EXERCISE DETAILS:
Search the entries below. Return every line that has "prostate" in it.

== STORED ROWS ==

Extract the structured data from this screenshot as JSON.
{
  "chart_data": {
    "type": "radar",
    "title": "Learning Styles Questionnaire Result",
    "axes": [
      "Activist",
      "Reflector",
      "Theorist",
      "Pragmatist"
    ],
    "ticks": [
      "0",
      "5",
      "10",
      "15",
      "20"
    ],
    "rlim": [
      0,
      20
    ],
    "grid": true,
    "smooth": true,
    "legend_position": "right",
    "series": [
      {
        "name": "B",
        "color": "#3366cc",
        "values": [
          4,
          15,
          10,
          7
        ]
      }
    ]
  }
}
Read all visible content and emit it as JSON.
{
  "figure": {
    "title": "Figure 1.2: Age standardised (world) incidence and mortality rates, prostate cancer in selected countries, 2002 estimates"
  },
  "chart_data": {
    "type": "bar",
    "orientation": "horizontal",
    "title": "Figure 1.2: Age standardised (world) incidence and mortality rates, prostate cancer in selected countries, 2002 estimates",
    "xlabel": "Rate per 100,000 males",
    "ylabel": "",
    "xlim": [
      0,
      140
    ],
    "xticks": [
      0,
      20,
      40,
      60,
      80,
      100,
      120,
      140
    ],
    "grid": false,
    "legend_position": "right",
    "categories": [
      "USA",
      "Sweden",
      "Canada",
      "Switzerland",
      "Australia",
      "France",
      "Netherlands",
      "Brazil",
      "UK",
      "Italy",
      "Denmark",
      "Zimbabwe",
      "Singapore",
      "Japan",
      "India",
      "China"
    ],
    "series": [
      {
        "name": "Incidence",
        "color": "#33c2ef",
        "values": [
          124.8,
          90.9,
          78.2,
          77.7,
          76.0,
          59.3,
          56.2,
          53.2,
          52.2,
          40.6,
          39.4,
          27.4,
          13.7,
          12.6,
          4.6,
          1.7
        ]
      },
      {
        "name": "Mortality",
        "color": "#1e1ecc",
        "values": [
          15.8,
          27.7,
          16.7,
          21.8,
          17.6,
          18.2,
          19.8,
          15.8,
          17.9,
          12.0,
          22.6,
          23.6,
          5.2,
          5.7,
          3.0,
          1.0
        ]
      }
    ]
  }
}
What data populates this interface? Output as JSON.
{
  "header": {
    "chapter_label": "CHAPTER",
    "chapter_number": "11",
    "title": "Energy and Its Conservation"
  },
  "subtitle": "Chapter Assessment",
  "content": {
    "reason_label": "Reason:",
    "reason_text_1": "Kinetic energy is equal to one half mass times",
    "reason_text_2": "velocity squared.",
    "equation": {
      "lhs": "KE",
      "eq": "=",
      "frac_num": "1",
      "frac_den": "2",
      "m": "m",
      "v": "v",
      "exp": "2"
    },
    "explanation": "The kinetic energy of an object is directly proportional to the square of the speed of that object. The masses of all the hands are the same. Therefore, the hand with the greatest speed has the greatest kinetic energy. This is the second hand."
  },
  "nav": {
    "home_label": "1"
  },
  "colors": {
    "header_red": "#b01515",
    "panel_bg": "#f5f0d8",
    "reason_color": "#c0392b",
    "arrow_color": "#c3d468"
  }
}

===

FULL ANSWER:
    "title": "Figure 1.2: Age standardised (world) incidence and mortality rates, prostate cancer in selected countries, 2002 estimates"
    "title": "Figure 1.2: Age standardised (world) incidence and mortality rates, prostate cancer in selected countries, 2002 estimates",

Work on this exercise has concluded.